** Start of MATERIAL PROVIDED **
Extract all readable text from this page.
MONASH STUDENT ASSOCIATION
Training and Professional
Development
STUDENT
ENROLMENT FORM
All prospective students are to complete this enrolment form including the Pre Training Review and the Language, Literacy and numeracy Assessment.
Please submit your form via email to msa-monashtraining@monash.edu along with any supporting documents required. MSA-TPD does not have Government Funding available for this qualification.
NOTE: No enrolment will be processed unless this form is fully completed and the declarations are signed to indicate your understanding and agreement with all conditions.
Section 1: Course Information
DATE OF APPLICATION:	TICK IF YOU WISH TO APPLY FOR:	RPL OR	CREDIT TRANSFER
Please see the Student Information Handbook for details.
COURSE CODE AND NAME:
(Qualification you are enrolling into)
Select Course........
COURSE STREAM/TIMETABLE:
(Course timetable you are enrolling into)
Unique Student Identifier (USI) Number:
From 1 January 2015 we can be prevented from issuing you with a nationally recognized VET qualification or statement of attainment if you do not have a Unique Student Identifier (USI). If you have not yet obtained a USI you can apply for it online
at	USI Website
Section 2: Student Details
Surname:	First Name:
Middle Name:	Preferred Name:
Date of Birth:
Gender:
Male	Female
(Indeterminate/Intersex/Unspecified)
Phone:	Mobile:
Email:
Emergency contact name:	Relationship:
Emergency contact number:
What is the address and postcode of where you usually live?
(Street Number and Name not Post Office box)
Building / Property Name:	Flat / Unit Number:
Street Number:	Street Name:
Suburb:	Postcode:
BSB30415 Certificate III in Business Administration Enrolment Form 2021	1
** End of MATERIAL PROVIDED **
SHORT PROBLEM: Check each line of the records for the string "Emergency" and state how many lines contain it. Give only the number.

SOLUTION TO THE PROBLEM: 2